▶ _TASK DIRECTIONS_
What follows is a block of records; reproduce all of it verbatim.

Saved entries:

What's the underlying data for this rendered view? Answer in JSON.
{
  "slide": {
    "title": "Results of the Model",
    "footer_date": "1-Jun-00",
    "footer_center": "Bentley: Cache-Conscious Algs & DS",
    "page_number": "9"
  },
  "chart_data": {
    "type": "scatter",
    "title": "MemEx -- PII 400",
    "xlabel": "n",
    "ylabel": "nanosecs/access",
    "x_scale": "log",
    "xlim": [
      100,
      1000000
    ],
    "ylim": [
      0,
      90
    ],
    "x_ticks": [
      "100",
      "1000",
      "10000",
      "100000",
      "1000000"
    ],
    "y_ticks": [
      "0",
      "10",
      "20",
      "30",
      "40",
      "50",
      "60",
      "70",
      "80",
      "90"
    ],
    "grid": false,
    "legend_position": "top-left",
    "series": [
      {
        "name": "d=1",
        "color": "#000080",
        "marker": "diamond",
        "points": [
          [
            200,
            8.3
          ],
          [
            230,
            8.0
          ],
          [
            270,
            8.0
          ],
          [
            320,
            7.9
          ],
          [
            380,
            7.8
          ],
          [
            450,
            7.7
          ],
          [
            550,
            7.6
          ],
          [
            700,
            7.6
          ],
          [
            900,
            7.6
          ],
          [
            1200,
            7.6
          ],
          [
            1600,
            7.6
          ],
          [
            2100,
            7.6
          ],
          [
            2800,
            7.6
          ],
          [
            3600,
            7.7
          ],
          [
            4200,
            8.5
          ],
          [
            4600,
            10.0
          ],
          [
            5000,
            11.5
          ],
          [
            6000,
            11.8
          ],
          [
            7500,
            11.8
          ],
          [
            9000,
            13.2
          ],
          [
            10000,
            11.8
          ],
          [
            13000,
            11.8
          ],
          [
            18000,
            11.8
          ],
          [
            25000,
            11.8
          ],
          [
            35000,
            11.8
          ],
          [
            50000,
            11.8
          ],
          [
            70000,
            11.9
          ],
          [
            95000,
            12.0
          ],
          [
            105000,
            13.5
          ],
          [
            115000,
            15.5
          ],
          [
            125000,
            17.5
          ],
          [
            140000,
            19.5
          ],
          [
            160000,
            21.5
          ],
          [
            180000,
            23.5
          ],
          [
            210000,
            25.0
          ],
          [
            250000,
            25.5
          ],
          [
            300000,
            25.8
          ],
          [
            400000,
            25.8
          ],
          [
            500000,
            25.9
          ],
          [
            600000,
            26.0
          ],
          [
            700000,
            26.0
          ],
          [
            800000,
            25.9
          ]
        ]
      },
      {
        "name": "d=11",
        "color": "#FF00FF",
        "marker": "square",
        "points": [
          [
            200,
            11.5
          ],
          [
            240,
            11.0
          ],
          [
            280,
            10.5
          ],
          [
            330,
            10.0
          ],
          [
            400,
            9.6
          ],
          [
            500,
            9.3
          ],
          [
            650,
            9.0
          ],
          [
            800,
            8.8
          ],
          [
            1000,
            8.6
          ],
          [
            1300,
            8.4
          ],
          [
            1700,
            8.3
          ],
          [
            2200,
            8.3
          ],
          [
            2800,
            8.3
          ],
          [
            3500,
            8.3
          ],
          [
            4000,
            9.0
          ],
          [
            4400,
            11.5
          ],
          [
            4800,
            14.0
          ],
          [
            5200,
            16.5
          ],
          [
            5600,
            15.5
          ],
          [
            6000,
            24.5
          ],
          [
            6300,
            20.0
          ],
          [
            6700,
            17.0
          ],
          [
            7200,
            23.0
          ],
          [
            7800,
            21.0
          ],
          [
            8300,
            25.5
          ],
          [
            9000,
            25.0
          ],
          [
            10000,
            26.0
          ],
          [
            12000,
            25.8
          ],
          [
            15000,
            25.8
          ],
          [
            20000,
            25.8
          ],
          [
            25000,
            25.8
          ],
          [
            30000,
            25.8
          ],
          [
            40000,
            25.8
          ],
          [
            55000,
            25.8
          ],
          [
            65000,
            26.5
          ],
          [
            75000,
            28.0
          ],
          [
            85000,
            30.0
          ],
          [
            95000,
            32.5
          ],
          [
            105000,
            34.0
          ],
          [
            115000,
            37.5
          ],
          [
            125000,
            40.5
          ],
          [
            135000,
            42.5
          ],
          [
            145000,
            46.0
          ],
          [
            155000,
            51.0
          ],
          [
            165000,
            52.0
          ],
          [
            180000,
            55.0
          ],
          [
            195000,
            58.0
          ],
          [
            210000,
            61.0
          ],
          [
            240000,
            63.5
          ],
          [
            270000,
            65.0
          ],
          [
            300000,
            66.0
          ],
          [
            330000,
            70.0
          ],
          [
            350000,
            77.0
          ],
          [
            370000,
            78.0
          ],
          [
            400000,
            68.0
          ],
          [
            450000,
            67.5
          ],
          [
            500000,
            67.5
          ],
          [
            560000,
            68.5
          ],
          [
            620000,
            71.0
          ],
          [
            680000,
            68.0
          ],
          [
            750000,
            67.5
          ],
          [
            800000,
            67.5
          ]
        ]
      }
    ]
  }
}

▶ _EXERCISE ANSWER_
What's the underlying data for this rendered view? Answer in JSON.
{
  "slide": {
    "title": "Results of the Model",
    "footer_date": "1-Jun-00",
    "footer_center": "Bentley: Cache-Conscious Algs & DS",
    "page_number": "9"
  },
  "chart_data": {
    "type": "scatter",
    "title": "MemEx -- PII 400",
    "xlabel": "n",
    "ylabel": "nanosecs/access",
    "x_scale": "log",
    "xlim": [
      100,
      1000000
    ],
    "ylim": [
      0,
      90
    ],
    "x_ticks": [
      "100",
      "1000",
      "10000",
      "100000",
      "1000000"
    ],
    "y_ticks": [
      "0",
      "10",
      "20",
      "30",
      "40",
      "50",
      "60",
      "70",
      "80",
      "90"
    ],
    "grid": false,
    "legend_position": "top-left",
    "series": [
      {
        "name": "d=1",
        "color": "#000080",
        "marker": "diamond",
        "points": [
          [
            200,
            8.3
          ],
          [
            230,
            8.0
          ],
          [
            270,
            8.0
          ],
          [
            320,
            7.9
          ],
          [
            380,
            7.8
          ],
          [
            450,
            7.7
          ],
          [
            550,
            7.6
          ],
          [
            700,
            7.6
          ],
          [
            900,
            7.6
          ],
          [
            1200,
            7.6
          ],
          [
            1600,
            7.6
          ],
          [
            2100,
            7.6
          ],
          [
            2800,
            7.6
          ],
          [
            3600,
            7.7
          ],
          [
            4200,
            8.5
          ],
          [
            4600,
            10.0
          ],
          [
            5000,
            11.5
          ],
          [
            6000,
            11.8
          ],
          [
            7500,
            11.8
          ],
          [
            9000,
            13.2
          ],
          [
            10000,
            11.8
          ],
          [
            13000,
            11.8
          ],
          [
            18000,
            11.8
          ],
          [
            25000,
            11.8
          ],
          [
            35000,
            11.8
          ],
          [
            50000,
            11.8
          ],
          [
            70000,
            11.9
          ],
          [
            95000,
            12.0
          ],
          [
            105000,
            13.5
          ],
          [
            115000,
            15.5
          ],
          [
            125000,
            17.5
          ],
          [
            140000,
            19.5
          ],
          [
            160000,
            21.5
          ],
          [
            180000,
            23.5
          ],
          [
            210000,
            25.0
          ],
          [
            250000,
            25.5
          ],
          [
            300000,
            25.8
          ],
          [
            400000,
            25.8
          ],
          [
            500000,
            25.9
          ],
          [
            600000,
            26.0
          ],
          [
            700000,
            26.0
          ],
          [
            800000,
            25.9
          ]
        ]
      },
      {
        "name": "d=11",
        "color": "#FF00FF",
        "marker": "square",
        "points": [
          [
            200,
            11.5
          ],
          [
            240,
            11.0
          ],
          [
            280,
            10.5
          ],
          [
            330,
            10.0
          ],
          [
            400,
            9.6
          ],
          [
            500,
            9.3
          ],
          [
            650,
            9.0
          ],
          [
            800,
            8.8
          ],
          [
            1000,
            8.6
          ],
          [
            1300,
            8.4
          ],
          [
            1700,
            8.3
          ],
          [
            2200,
            8.3
          ],
          [
            2800,
            8.3
          ],
          [
            3500,
            8.3
          ],
          [
            4000,
            9.0
          ],
          [
            4400,
            11.5
          ],
          [
            4800,
            14.0
          ],
          [
            5200,
            16.5
          ],
          [
            5600,
            15.5
          ],
          [
            6000,
            24.5
          ],
          [
            6300,
            20.0
          ],
          [
            6700,
            17.0
          ],
          [
            7200,
            23.0
          ],
          [
            7800,
            21.0
          ],
          [
            8300,
            25.5
          ],
          [
            9000,
            25.0
          ],
          [
            10000,
            26.0
          ],
          [
            12000,
            25.8
          ],
          [
            15000,
            25.8
          ],
          [
            20000,
            25.8
          ],
          [
            25000,
            25.8
          ],
          [
            30000,
            25.8
          ],
          [
            40000,
            25.8
          ],
          [
            55000,
            25.8
          ],
          [
            65000,
            26.5
          ],
          [
            75000,
            28.0
          ],
          [
            85000,
            30.0
          ],
          [
            95000,
            32.5
          ],
          [
            105000,
            34.0
          ],
          [
            115000,
            37.5
          ],
          [
            125000,
            40.5
          ],
          [
            135000,
            42.5
          ],
          [
            145000,
            46.0
          ],
          [
            155000,
            51.0
          ],
          [
            165000,
            52.0
          ],
          [
            180000,
            55.0
          ],
          [
            195000,
            58.0
          ],
          [
            210000,
            61.0
          ],
          [
            240000,
            63.5
          ],
          [
            270000,
            65.0
          ],
          [
            300000,
            66.0
          ],
          [
            330000,
            70.0
          ],
          [
            350000,
            77.0
          ],
          [
            370000,
            78.0
          ],
          [
            400000,
            68.0
          ],
          [
            450000,
            67.5
          ],
          [
            500000,
            67.5
          ],
          [
            560000,
            68.5
          ],
          [
            620000,
            71.0
          ],
          [
            680000,
            68.0
          ],
          [
            750000,
            67.5
          ],
          [
            800000,
            67.5
          ]
        ]
      }
    ]
  }
}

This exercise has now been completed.